(Exercise instructions) In the material below, find each line holding the string "place" and copy it.

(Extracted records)
+ + + +

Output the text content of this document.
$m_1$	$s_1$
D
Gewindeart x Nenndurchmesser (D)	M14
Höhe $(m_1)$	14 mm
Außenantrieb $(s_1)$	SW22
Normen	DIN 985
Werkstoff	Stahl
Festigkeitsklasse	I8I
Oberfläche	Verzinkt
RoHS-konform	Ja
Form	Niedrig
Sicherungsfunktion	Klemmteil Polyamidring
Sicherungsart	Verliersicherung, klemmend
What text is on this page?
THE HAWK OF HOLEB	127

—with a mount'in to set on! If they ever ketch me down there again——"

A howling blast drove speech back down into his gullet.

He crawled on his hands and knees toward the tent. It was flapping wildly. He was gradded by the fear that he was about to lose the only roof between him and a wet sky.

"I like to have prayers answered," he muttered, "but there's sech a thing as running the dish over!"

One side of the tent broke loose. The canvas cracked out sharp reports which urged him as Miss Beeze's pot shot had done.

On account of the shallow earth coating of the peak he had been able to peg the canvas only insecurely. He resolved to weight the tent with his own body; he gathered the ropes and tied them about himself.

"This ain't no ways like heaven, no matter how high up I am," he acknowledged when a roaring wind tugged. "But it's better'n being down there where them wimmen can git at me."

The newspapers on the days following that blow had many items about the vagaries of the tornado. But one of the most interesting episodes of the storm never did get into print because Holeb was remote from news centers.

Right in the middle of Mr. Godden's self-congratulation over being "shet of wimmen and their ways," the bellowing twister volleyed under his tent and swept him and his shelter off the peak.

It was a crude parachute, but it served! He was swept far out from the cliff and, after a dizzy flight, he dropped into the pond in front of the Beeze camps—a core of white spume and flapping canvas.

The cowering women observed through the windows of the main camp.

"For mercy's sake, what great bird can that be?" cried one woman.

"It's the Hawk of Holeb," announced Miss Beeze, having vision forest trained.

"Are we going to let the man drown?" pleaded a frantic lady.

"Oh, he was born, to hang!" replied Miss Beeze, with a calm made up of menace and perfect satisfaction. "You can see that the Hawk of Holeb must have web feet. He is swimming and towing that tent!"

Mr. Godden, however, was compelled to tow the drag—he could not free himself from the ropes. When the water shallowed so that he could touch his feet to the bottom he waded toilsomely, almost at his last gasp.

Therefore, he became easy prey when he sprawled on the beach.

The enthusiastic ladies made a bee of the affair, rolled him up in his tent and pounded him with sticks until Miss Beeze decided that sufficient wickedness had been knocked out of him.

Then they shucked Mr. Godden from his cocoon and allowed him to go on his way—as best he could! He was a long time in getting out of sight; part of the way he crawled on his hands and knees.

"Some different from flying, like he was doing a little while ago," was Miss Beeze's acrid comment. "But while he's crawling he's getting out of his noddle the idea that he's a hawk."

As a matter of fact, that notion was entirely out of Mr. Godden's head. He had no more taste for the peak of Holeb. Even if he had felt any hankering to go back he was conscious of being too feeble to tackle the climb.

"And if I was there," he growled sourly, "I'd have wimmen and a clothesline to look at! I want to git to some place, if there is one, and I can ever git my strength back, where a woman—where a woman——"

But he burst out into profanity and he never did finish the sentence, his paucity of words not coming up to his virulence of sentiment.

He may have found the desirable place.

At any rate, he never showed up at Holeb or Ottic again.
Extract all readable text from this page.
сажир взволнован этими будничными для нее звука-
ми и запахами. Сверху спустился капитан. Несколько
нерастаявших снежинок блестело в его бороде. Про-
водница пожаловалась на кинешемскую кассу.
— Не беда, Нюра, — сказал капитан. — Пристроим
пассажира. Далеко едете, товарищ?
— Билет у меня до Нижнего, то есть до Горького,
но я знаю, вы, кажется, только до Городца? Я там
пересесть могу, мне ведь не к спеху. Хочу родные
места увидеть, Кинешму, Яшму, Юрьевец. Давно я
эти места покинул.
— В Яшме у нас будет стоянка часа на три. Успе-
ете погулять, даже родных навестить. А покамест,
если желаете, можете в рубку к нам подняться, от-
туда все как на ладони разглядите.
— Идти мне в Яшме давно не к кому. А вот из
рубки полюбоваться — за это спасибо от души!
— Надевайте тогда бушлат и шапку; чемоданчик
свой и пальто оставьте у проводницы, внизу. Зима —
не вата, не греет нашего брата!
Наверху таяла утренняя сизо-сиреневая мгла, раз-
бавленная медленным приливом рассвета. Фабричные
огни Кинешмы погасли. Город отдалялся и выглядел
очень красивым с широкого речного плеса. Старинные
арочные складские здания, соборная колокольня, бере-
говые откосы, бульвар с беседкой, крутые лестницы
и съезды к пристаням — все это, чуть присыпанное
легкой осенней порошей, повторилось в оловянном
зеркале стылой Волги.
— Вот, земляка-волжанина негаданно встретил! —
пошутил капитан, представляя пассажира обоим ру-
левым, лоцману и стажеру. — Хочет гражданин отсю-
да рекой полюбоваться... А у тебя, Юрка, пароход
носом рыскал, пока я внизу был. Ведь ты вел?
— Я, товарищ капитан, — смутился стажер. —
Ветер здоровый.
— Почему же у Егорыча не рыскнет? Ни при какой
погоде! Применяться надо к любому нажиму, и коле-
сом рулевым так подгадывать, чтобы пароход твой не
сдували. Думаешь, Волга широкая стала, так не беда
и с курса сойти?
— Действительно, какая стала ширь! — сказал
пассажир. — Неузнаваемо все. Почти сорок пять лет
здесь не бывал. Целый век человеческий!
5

+ + + +

(Answer for this exercise)
"And if I was there," he growled sourly, "I'd have wimmen and a clothesline to look at! I want to git to some place, if there is one, and I can ever git my strength back, where a woman—where a woman——"
He may have found the desirable place.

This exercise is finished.